» **To be done**: Output every entry exactly, from the first line to the last.

[Entries taken from a collection]

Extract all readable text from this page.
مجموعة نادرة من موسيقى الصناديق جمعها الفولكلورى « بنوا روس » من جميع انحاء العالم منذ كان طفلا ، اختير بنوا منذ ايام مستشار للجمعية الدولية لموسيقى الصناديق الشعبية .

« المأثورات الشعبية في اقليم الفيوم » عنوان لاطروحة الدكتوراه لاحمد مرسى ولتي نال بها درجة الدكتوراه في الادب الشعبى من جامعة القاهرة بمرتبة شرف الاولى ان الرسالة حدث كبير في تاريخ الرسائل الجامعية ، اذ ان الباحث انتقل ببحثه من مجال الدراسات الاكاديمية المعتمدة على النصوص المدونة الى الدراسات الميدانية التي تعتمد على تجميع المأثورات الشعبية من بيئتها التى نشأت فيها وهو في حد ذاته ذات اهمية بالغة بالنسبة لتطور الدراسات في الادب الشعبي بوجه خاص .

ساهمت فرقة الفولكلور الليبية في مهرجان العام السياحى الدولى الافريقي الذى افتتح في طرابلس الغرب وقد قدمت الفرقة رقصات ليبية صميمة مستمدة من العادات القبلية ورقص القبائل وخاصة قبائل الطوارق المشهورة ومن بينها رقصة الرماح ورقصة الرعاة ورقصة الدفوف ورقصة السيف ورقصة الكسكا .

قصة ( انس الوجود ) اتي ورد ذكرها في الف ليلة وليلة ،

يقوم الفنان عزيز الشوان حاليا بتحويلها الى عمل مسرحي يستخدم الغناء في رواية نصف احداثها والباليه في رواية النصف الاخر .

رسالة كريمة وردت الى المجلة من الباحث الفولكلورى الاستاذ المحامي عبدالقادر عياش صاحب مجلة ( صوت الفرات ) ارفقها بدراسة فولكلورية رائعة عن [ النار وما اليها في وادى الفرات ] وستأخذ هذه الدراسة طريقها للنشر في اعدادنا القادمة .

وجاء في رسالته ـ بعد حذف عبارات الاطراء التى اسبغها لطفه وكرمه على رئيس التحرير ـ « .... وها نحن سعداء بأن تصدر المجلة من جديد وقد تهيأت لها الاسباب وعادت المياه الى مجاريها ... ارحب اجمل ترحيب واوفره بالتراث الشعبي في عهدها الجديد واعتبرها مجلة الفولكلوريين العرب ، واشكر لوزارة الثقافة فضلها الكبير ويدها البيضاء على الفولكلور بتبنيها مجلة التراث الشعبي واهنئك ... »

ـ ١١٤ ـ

» **Written response**:
Extract all readable text from this page.
مجموعة نادرة من موسيقى الصناديق جمعها الفولكلورى « بنوا روس » من جميع انحاء العالم منذ كان طفلا ، اختير بنوا منذ ايام مستشار للجمعية الدولية لموسيقى الصناديق الشعبية .

« المأثورات الشعبية في اقليم الفيوم » عنوان لاطروحة الدكتوراه لاحمد مرسى ولتي نال بها درجة الدكتوراه في الادب الشعبى من جامعة القاهرة بمرتبة شرف الاولى ان الرسالة حدث كبير في تاريخ الرسائل الجامعية ، اذ ان الباحث انتقل ببحثه من مجال الدراسات الاكاديمية المعتمدة على النصوص المدونة الى الدراسات الميدانية التي تعتمد على تجميع المأثورات الشعبية من بيئتها التى نشأت فيها وهو في حد ذاته ذات اهمية بالغة بالنسبة لتطور الدراسات في الادب الشعبي بوجه خاص .

ساهمت فرقة الفولكلور الليبية في مهرجان العام السياحى الدولى الافريقي الذى افتتح في طرابلس الغرب وقد قدمت الفرقة رقصات ليبية صميمة مستمدة من العادات القبلية ورقص القبائل وخاصة قبائل الطوارق المشهورة ومن بينها رقصة الرماح ورقصة الرعاة ورقصة الدفوف ورقصة السيف ورقصة الكسكا .

قصة ( انس الوجود ) اتي ورد ذكرها في الف ليلة وليلة ،

يقوم الفنان عزيز الشوان حاليا بتحويلها الى عمل مسرحي يستخدم الغناء في رواية نصف احداثها والباليه في رواية النصف الاخر .

رسالة كريمة وردت الى المجلة من الباحث الفولكلورى الاستاذ المحامي عبدالقادر عياش صاحب مجلة ( صوت الفرات ) ارفقها بدراسة فولكلورية رائعة عن [ النار وما اليها في وادى الفرات ] وستأخذ هذه الدراسة طريقها للنشر في اعدادنا القادمة .

وجاء في رسالته ـ بعد حذف عبارات الاطراء التى اسبغها لطفه وكرمه على رئيس التحرير ـ « .... وها نحن سعداء بأن تصدر المجلة من جديد وقد تهيأت لها الاسباب وعادت المياه الى مجاريها ... ارحب اجمل ترحيب واوفره بالتراث الشعبي في عهدها الجديد واعتبرها مجلة الفولكلوريين العرب ، واشكر لوزارة الثقافة فضلها الكبير ويدها البيضاء على الفولكلور بتبنيها مجلة التراث الشعبي واهنئك ... »

ـ ١١٤ ـ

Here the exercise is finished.